--- WORK INSTRUCTIONS ---
Print the listing that follows, character for character.

--- DATA TO USE ---

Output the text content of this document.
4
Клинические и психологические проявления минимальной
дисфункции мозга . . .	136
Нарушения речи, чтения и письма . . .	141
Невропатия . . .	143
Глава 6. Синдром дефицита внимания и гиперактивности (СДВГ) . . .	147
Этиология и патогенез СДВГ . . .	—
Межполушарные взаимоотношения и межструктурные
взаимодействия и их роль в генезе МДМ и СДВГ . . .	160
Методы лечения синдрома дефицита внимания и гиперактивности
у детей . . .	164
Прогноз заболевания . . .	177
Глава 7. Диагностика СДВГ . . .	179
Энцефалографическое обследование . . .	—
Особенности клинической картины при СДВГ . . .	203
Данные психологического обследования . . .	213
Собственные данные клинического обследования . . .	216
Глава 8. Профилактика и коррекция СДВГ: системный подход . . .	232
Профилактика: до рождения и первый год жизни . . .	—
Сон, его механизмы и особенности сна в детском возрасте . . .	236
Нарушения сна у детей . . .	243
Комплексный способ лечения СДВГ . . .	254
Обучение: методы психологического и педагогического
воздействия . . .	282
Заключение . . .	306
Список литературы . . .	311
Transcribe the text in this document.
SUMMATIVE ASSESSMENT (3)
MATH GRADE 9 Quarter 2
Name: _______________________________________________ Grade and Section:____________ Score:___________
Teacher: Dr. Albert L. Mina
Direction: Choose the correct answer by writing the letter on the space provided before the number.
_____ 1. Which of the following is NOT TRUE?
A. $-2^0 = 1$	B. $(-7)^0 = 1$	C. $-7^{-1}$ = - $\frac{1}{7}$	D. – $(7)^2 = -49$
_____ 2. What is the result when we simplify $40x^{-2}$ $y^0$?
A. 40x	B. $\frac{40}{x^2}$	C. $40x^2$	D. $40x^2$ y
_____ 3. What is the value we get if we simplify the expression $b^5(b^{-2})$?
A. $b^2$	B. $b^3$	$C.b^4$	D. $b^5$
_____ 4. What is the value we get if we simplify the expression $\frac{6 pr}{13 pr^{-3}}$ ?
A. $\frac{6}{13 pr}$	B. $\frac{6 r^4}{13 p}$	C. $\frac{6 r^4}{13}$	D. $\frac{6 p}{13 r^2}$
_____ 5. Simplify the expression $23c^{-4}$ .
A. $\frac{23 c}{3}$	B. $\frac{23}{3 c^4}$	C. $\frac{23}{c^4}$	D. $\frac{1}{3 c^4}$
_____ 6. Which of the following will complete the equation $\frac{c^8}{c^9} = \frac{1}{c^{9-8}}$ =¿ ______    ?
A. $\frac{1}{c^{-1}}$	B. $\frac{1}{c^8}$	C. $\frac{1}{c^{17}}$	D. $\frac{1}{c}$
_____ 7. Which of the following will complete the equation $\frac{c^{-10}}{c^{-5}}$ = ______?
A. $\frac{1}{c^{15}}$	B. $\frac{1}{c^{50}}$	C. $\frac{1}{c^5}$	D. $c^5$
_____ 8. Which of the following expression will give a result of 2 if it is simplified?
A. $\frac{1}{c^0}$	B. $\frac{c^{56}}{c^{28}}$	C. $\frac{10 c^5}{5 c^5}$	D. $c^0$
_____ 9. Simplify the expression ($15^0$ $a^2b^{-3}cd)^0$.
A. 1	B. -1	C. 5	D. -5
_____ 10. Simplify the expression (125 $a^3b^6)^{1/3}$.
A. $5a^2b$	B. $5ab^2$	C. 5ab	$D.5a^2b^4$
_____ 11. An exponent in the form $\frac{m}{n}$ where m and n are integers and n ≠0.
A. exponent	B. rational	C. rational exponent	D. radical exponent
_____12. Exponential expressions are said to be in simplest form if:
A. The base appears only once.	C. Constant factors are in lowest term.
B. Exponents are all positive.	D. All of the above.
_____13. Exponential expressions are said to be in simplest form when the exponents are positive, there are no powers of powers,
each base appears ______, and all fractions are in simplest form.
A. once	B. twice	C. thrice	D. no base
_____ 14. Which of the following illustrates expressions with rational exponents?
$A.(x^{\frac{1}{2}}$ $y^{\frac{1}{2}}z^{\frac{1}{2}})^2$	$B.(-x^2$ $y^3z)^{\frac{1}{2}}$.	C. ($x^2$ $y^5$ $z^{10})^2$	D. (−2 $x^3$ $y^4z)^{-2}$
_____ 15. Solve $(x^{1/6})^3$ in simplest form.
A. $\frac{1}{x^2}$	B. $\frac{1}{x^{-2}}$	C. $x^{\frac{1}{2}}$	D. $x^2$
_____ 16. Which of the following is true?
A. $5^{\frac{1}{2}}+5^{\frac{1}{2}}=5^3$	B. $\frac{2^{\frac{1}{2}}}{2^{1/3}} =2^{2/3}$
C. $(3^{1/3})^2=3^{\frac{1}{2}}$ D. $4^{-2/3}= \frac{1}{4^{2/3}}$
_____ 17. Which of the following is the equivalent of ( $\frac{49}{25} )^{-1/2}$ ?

--- FINISHED EXERCISE ---
Output the text content of this document.
4
Клинические и психологические проявления минимальной
дисфункции мозга . . .	136
Нарушения речи, чтения и письма . . .	141
Невропатия . . .	143
Глава 6. Синдром дефицита внимания и гиперактивности (СДВГ) . . .	147
Этиология и патогенез СДВГ . . .	—
Межполушарные взаимоотношения и межструктурные
взаимодействия и их роль в генезе МДМ и СДВГ . . .	160
Методы лечения синдрома дефицита внимания и гиперактивности
у детей . . .	164
Прогноз заболевания . . .	177
Глава 7. Диагностика СДВГ . . .	179
Энцефалографическое обследование . . .	—
Особенности клинической картины при СДВГ . . .	203
Данные психологического обследования . . .	213
Собственные данные клинического обследования . . .	216
Глава 8. Профилактика и коррекция СДВГ: системный подход . . .	232
Профилактика: до рождения и первый год жизни . . .	—
Сон, его механизмы и особенности сна в детском возрасте . . .	236
Нарушения сна у детей . . .	243
Комплексный способ лечения СДВГ . . .	254
Обучение: методы психологического и педагогического
воздействия . . .	282
Заключение . . .	306
Список литературы . . .	311
Transcribe the text in this document.
SUMMATIVE ASSESSMENT (3)
MATH GRADE 9 Quarter 2
Name: _______________________________________________ Grade and Section:____________ Score:___________
Teacher: Dr. Albert L. Mina
Direction: Choose the correct answer by writing the letter on the space provided before the number.
_____ 1. Which of the following is NOT TRUE?
A. $-2^0 = 1$	B. $(-7)^0 = 1$	C. $-7^{-1}$ = - $\frac{1}{7}$	D. – $(7)^2 = -49$
_____ 2. What is the result when we simplify $40x^{-2}$ $y^0$?
A. 40x	B. $\frac{40}{x^2}$	C. $40x^2$	D. $40x^2$ y
_____ 3. What is the value we get if we simplify the expression $b^5(b^{-2})$?
A. $b^2$	B. $b^3$	$C.b^4$	D. $b^5$
_____ 4. What is the value we get if we simplify the expression $\frac{6 pr}{13 pr^{-3}}$ ?
A. $\frac{6}{13 pr}$	B. $\frac{6 r^4}{13 p}$	C. $\frac{6 r^4}{13}$	D. $\frac{6 p}{13 r^2}$
_____ 5. Simplify the expression $23c^{-4}$ .
A. $\frac{23 c}{3}$	B. $\frac{23}{3 c^4}$	C. $\frac{23}{c^4}$	D. $\frac{1}{3 c^4}$
_____ 6. Which of the following will complete the equation $\frac{c^8}{c^9} = \frac{1}{c^{9-8}}$ =¿ ______    ?
A. $\frac{1}{c^{-1}}$	B. $\frac{1}{c^8}$	C. $\frac{1}{c^{17}}$	D. $\frac{1}{c}$
_____ 7. Which of the following will complete the equation $\frac{c^{-10}}{c^{-5}}$ = ______?
A. $\frac{1}{c^{15}}$	B. $\frac{1}{c^{50}}$	C. $\frac{1}{c^5}$	D. $c^5$
_____ 8. Which of the following expression will give a result of 2 if it is simplified?
A. $\frac{1}{c^0}$	B. $\frac{c^{56}}{c^{28}}$	C. $\frac{10 c^5}{5 c^5}$	D. $c^0$
_____ 9. Simplify the expression ($15^0$ $a^2b^{-3}cd)^0$.
A. 1	B. -1	C. 5	D. -5
_____ 10. Simplify the expression (125 $a^3b^6)^{1/3}$.
A. $5a^2b$	B. $5ab^2$	C. 5ab	$D.5a^2b^4$
_____ 11. An exponent in the form $\frac{m}{n}$ where m and n are integers and n ≠0.
A. exponent	B. rational	C. rational exponent	D. radical exponent
_____12. Exponential expressions are said to be in simplest form if:
A. The base appears only once.	C. Constant factors are in lowest term.
B. Exponents are all positive.	D. All of the above.
_____13. Exponential expressions are said to be in simplest form when the exponents are positive, there are no powers of powers,
each base appears ______, and all fractions are in simplest form.
A. once	B. twice	C. thrice	D. no base
_____ 14. Which of the following illustrates expressions with rational exponents?
$A.(x^{\frac{1}{2}}$ $y^{\frac{1}{2}}z^{\frac{1}{2}})^2$	$B.(-x^2$ $y^3z)^{\frac{1}{2}}$.	C. ($x^2$ $y^5$ $z^{10})^2$	D. (−2 $x^3$ $y^4z)^{-2}$
_____ 15. Solve $(x^{1/6})^3$ in simplest form.
A. $\frac{1}{x^2}$	B. $\frac{1}{x^{-2}}$	C. $x^{\frac{1}{2}}$	D. $x^2$
_____ 16. Which of the following is true?
A. $5^{\frac{1}{2}}+5^{\frac{1}{2}}=5^3$	B. $\frac{2^{\frac{1}{2}}}{2^{1/3}} =2^{2/3}$
C. $(3^{1/3})^2=3^{\frac{1}{2}}$ D. $4^{-2/3}= \frac{1}{4^{2/3}}$
_____ 17. Which of the following is the equivalent of ( $\frac{49}{25} )^{-1/2}$ ?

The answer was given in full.